## Records for the task:
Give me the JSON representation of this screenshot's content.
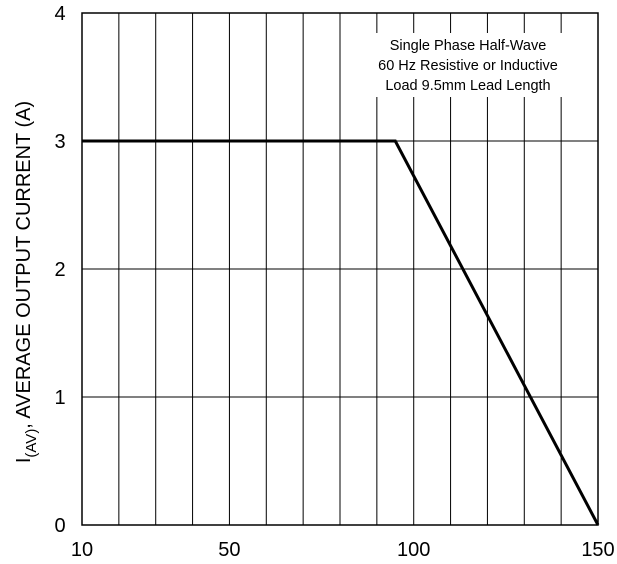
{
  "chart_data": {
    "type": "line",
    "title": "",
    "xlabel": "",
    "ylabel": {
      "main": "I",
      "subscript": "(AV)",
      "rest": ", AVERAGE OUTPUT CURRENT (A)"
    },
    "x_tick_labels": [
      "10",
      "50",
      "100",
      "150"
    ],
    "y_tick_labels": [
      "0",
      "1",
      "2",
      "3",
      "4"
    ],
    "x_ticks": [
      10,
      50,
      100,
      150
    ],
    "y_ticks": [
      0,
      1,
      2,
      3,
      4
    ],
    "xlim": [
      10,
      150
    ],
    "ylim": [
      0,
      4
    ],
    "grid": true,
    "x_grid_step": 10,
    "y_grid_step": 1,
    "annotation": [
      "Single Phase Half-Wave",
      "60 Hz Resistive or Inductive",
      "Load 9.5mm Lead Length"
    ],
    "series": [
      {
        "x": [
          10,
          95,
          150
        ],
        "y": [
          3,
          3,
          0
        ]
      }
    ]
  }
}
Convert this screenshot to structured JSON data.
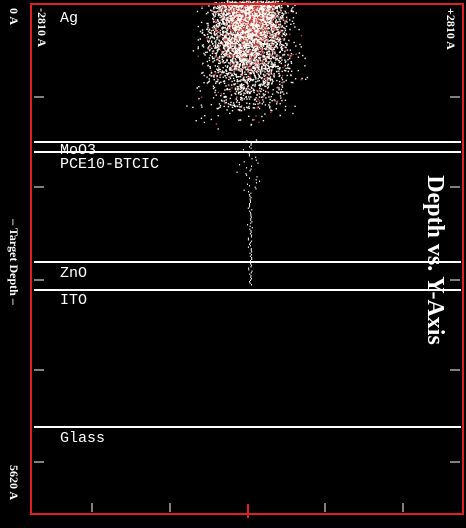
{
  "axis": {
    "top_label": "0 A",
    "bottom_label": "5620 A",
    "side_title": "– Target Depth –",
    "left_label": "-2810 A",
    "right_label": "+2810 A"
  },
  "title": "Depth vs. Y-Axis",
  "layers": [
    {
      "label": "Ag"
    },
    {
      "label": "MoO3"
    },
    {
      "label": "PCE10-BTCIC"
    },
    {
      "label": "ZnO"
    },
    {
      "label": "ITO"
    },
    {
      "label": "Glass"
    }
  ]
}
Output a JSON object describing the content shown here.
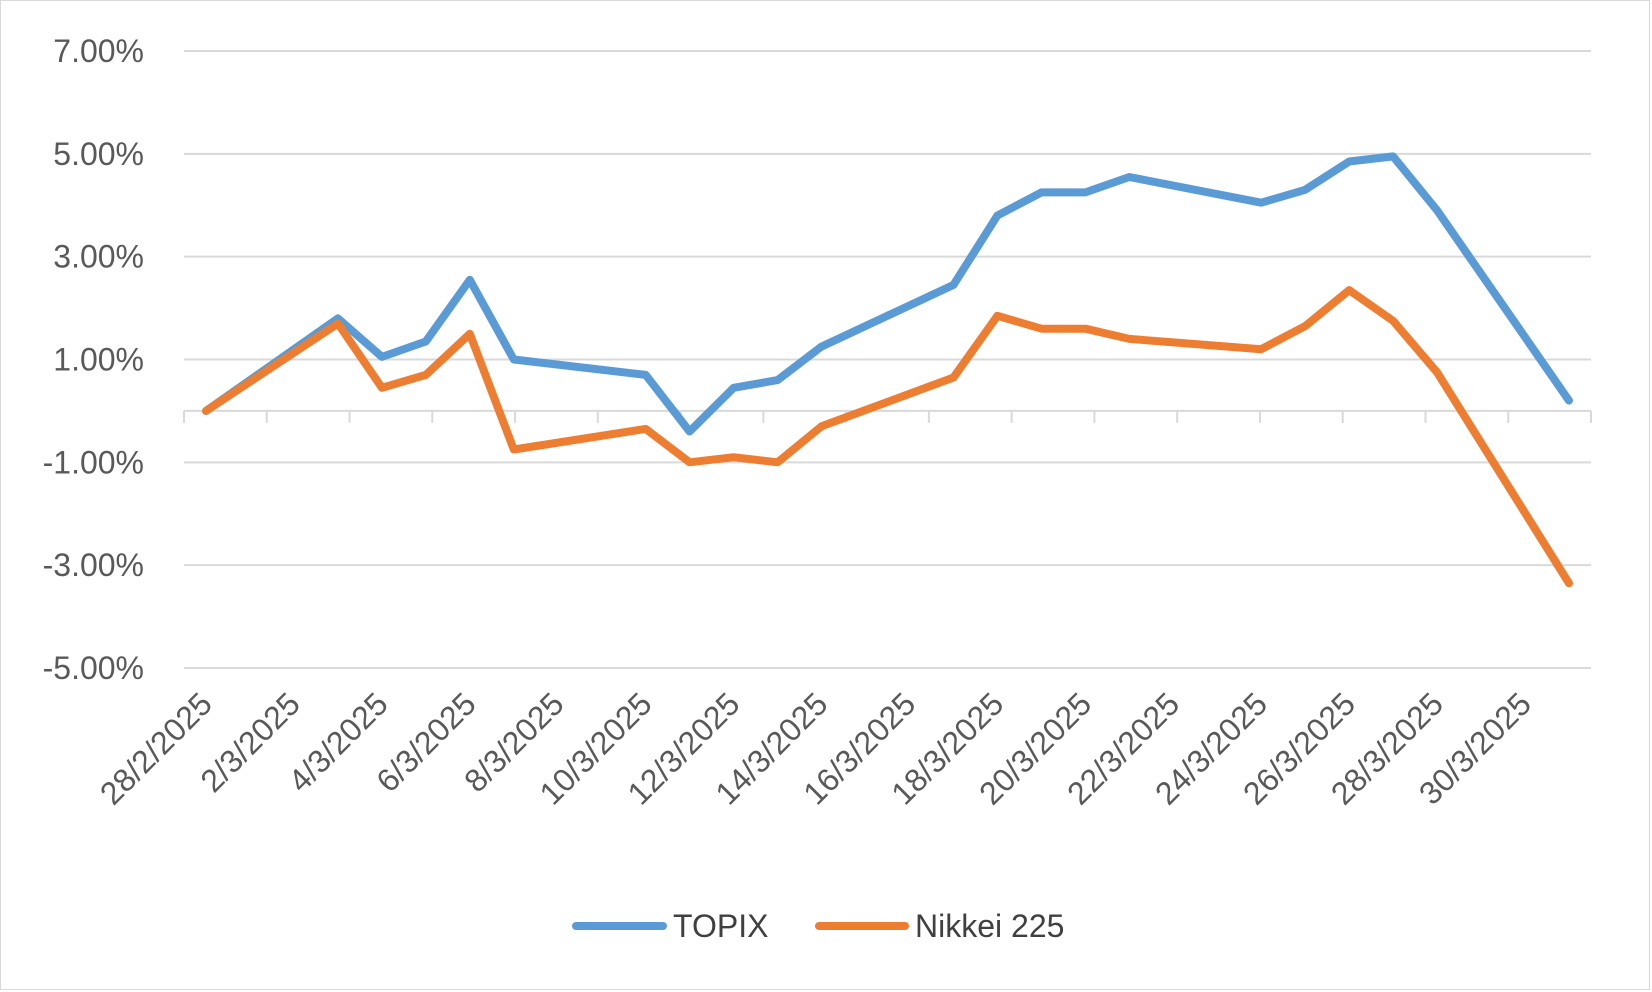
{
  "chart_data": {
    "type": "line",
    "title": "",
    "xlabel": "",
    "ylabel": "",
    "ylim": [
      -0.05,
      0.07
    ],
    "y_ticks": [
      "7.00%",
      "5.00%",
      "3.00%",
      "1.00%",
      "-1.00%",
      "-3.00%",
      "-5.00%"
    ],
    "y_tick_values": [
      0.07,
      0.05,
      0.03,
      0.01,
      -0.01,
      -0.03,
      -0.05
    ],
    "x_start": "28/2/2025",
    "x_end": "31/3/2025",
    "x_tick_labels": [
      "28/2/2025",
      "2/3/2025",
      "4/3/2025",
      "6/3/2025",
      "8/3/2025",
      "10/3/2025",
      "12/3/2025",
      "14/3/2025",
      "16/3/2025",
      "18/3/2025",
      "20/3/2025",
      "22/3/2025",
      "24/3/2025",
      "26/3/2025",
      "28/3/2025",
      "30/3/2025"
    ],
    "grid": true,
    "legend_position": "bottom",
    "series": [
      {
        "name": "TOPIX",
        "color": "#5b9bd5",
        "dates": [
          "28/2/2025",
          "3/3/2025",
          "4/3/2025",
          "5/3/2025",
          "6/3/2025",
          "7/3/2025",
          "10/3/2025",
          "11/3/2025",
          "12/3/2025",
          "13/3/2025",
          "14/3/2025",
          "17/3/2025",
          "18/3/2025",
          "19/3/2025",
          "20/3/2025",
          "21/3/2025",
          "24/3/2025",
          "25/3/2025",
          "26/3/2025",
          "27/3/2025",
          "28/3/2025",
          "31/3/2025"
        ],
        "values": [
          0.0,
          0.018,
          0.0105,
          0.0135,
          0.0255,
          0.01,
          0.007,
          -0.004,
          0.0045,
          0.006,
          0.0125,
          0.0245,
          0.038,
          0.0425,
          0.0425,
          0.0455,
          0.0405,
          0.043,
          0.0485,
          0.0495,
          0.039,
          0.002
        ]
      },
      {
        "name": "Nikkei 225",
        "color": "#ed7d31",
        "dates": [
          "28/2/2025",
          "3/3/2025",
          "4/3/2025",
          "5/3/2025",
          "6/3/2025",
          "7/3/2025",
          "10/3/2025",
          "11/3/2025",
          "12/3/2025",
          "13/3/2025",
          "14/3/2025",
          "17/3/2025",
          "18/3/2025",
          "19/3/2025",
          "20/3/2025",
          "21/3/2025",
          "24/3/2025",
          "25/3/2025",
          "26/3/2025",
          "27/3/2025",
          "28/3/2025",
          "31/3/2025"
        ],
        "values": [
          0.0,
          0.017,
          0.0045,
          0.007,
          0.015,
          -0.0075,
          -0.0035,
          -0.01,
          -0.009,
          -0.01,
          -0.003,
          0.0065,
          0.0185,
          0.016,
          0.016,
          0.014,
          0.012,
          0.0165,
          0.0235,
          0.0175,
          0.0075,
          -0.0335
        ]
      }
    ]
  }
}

## Instruction:
Using the records above, pull out each line where the word "JSON" occurs.

## Answer to this exercise:
Give me the JSON representation of this screenshot's content.
Convert this screenshot to structured JSON data.
Output a JSON object describing the content shown here.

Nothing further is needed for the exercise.